- Exercise brief: Copy every line in the records below that contains the word "mortality".

Extracts from a graphics dataset:
[START]
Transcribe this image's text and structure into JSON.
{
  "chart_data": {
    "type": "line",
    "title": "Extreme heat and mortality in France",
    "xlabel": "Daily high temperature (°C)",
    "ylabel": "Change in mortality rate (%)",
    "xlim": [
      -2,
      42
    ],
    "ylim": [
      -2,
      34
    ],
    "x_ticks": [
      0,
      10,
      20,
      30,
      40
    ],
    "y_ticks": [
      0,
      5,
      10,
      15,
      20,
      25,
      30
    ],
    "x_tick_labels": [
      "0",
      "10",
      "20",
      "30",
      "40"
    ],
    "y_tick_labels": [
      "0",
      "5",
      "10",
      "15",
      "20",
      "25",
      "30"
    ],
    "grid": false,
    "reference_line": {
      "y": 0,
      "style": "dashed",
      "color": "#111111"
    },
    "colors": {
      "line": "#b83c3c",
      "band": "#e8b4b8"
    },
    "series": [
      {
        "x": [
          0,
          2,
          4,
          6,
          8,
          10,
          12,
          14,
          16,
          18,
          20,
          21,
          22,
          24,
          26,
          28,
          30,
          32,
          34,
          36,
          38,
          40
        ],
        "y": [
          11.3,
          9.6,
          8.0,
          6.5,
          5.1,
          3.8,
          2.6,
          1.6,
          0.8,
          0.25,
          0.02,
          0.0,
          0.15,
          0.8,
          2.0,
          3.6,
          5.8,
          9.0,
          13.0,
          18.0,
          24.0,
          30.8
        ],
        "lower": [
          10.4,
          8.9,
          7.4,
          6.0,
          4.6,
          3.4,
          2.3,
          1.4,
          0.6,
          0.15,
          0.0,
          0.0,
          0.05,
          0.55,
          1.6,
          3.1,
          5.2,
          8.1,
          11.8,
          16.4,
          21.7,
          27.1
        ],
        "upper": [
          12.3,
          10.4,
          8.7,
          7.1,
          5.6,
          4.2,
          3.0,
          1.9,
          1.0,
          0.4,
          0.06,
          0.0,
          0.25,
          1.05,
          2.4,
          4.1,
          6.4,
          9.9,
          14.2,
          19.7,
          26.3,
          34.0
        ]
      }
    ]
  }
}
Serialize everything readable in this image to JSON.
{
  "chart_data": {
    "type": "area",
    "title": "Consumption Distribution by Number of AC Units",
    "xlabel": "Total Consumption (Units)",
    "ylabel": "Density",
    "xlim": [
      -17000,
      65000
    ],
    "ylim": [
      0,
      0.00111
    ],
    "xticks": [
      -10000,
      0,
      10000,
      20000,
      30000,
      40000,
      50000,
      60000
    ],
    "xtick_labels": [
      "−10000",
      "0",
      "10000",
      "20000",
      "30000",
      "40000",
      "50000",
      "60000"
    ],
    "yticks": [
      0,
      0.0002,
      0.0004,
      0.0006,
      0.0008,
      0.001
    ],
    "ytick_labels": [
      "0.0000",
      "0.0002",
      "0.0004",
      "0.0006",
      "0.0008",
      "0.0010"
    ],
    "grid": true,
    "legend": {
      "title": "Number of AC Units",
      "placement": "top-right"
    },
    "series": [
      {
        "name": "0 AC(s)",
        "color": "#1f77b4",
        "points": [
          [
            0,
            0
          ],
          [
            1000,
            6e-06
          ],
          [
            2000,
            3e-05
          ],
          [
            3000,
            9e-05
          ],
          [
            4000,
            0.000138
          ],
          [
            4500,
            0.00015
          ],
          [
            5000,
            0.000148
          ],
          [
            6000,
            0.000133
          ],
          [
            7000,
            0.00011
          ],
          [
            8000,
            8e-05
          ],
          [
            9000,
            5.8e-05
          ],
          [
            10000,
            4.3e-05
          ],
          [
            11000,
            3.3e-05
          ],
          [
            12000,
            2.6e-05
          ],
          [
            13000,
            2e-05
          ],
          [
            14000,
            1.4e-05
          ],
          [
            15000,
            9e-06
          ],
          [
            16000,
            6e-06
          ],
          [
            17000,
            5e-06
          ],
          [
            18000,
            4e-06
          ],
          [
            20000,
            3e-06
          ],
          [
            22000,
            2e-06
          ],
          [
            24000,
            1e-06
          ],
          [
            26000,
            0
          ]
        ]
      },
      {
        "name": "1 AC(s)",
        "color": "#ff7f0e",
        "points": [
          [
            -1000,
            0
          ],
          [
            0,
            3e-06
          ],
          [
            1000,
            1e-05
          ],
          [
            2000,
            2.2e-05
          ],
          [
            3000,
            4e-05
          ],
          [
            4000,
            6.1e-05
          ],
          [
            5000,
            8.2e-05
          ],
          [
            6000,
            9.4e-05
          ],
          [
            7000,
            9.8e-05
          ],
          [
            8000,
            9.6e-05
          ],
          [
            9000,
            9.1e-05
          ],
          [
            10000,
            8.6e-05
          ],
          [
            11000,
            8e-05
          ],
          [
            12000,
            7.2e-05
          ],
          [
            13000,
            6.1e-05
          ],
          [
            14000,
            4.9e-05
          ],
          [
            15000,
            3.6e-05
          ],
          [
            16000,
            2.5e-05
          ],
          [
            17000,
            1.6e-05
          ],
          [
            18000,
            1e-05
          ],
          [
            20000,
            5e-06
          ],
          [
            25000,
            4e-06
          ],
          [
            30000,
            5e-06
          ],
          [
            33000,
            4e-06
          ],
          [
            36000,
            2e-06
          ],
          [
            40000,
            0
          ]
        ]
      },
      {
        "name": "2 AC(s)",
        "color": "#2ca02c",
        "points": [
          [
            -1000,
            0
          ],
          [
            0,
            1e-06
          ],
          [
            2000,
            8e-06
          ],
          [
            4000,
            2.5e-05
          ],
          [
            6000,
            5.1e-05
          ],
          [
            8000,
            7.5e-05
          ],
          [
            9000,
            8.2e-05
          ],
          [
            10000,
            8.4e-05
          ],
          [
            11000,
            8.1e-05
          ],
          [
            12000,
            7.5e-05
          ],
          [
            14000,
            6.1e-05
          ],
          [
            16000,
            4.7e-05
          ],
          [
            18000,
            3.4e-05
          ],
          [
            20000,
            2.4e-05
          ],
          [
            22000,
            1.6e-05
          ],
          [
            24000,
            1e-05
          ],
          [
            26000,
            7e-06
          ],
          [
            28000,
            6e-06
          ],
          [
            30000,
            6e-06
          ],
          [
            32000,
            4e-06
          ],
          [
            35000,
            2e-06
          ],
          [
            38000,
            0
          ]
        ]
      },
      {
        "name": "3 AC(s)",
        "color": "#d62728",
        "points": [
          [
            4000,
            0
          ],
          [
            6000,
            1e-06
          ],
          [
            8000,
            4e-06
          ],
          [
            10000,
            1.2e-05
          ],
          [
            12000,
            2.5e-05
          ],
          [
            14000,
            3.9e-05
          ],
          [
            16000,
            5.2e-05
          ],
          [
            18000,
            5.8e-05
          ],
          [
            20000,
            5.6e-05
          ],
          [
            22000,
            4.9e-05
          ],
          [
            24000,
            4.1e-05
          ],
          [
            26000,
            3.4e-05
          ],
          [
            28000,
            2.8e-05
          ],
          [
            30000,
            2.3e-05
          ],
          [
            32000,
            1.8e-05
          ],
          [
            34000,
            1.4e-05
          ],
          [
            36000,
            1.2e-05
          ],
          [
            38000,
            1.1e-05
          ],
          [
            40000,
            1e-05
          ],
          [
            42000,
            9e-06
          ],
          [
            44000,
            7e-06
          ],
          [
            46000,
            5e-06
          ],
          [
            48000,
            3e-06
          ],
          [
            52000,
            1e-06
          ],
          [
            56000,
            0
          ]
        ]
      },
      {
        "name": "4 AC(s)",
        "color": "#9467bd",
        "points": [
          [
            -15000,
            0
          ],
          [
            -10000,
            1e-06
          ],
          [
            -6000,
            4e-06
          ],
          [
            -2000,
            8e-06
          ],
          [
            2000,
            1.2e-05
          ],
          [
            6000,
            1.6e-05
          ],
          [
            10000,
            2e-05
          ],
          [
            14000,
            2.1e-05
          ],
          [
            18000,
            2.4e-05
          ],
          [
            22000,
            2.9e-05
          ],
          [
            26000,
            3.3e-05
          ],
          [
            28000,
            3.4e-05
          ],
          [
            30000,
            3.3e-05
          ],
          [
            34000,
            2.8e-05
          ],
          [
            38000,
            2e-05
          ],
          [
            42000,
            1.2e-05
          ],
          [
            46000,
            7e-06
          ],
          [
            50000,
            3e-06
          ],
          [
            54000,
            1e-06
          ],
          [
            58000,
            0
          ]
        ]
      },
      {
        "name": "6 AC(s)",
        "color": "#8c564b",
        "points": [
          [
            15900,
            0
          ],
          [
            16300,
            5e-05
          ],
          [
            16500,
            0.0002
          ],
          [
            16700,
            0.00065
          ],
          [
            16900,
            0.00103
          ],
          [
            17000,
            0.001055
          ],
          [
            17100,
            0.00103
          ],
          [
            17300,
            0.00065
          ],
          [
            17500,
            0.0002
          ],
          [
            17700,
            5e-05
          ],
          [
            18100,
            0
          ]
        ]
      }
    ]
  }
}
[END]
- Expected answer:
    "title": "Extreme heat and mortality in France",
    "ylabel": "Change in mortality rate (%)",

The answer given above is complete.